**Work to be completed**
Find the lines that contain the word "will" and copy each one.

**The data**
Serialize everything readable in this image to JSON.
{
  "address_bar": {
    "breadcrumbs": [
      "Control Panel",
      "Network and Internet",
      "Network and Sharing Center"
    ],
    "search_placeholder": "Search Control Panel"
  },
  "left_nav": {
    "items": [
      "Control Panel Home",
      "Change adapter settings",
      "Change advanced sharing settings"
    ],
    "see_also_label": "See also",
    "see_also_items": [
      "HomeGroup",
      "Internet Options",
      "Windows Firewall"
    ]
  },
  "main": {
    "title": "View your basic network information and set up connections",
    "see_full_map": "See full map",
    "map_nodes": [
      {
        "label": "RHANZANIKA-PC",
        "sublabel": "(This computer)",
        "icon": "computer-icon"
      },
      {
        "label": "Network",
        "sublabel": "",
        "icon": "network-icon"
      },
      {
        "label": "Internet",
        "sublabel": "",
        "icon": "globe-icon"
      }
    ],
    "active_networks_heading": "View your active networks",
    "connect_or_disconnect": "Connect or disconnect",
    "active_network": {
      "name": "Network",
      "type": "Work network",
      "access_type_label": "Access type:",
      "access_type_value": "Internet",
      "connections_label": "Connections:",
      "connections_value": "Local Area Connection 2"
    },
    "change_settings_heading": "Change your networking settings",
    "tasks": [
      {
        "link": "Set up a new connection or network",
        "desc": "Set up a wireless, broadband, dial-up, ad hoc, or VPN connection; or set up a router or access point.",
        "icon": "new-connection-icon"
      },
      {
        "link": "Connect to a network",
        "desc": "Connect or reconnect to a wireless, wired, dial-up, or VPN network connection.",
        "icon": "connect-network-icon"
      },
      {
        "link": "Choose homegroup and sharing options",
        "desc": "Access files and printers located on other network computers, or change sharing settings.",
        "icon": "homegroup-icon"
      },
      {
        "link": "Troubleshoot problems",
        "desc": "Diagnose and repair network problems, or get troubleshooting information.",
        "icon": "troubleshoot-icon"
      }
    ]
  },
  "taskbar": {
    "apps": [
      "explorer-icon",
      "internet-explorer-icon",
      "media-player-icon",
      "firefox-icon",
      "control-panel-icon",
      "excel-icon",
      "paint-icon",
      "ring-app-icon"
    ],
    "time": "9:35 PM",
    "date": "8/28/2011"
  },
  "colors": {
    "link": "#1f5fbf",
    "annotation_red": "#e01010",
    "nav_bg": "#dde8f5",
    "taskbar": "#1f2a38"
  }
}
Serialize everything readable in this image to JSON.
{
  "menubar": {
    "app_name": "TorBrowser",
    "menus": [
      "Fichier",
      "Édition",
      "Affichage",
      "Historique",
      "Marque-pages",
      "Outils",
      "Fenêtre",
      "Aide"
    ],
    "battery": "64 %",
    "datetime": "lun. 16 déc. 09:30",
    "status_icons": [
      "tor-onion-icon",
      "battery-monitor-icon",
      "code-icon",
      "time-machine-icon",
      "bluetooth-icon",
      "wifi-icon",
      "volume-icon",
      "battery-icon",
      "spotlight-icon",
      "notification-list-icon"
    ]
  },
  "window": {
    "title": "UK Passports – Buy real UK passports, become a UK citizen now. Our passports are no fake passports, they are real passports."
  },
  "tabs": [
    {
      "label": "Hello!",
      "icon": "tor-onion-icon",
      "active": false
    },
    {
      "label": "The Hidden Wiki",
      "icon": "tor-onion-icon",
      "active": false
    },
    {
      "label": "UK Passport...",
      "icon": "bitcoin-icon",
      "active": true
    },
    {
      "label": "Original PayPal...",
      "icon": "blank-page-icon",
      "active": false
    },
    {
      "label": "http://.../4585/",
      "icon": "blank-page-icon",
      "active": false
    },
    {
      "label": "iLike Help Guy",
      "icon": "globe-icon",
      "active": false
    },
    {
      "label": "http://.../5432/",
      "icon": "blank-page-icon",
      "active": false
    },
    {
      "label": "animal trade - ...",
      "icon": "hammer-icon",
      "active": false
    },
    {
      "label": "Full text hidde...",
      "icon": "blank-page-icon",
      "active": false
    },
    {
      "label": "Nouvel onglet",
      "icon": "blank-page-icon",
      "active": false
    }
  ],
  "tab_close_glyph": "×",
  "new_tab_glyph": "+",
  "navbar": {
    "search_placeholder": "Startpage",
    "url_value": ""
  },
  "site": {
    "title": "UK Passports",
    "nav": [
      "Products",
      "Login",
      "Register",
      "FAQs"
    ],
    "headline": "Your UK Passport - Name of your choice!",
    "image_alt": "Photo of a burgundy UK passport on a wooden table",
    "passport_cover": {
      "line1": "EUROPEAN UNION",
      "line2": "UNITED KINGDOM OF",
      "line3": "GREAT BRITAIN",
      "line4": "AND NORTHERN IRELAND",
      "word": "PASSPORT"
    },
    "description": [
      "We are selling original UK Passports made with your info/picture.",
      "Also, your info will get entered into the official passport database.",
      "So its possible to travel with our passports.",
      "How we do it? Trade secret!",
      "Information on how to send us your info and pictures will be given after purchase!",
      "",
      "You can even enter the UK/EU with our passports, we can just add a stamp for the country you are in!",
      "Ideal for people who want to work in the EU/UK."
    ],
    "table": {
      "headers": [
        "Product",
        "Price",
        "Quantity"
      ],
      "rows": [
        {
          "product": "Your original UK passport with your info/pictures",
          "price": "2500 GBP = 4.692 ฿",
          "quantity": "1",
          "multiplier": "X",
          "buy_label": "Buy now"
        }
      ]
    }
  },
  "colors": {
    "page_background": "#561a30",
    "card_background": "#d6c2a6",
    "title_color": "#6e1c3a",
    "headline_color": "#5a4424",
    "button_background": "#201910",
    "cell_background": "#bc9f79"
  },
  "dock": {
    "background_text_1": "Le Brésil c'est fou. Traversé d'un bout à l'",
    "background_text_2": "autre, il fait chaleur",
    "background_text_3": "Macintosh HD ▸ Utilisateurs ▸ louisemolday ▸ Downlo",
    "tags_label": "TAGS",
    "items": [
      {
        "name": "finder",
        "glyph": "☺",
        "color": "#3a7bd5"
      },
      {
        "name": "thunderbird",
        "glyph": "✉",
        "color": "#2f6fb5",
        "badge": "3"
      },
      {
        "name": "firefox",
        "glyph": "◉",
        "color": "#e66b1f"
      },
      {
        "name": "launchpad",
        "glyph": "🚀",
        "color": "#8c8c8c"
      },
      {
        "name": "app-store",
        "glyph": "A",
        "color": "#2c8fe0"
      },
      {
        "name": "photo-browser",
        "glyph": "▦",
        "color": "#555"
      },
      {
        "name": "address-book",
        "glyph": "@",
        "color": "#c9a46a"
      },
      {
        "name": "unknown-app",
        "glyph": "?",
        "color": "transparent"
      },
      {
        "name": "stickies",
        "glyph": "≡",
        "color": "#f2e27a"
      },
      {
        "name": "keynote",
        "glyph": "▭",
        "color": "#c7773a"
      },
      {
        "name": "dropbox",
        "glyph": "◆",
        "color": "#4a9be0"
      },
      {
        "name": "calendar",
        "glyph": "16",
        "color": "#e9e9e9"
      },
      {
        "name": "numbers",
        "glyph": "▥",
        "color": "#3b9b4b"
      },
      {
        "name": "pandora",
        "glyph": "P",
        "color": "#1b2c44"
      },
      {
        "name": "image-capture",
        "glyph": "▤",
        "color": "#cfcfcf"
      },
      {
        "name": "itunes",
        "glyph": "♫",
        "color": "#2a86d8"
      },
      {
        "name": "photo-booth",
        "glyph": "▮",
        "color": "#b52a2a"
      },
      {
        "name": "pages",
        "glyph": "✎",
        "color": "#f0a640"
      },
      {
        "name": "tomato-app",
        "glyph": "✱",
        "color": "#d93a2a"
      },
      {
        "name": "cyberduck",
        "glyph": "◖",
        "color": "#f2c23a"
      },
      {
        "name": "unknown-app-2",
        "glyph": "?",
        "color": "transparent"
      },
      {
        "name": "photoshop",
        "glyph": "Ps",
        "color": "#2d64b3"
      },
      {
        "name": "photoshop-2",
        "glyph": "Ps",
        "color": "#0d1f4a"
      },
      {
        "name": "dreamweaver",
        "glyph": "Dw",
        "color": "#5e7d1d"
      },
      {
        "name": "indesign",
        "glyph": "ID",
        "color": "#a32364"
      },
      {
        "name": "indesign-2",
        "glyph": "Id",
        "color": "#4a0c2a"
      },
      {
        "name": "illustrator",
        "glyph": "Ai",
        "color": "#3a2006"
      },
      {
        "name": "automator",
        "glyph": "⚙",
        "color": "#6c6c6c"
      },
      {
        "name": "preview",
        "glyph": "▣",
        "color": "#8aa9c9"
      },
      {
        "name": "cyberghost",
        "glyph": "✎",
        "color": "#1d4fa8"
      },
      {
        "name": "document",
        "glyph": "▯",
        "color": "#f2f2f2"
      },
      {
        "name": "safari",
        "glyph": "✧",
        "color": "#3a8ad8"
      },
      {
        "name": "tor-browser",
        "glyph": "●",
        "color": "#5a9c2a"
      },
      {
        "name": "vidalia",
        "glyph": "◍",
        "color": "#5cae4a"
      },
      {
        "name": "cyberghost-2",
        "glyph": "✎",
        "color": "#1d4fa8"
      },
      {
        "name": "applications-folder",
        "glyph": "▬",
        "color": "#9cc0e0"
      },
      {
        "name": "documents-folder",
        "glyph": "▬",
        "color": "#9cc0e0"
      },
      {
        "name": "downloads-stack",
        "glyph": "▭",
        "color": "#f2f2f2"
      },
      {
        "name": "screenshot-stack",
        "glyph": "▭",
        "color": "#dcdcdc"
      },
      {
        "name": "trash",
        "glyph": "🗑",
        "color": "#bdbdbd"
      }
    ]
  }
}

**Full response**
      "Also, your info will get entered into the official passport database.",
      "Information on how to send us your info and pictures will be given after purchase!",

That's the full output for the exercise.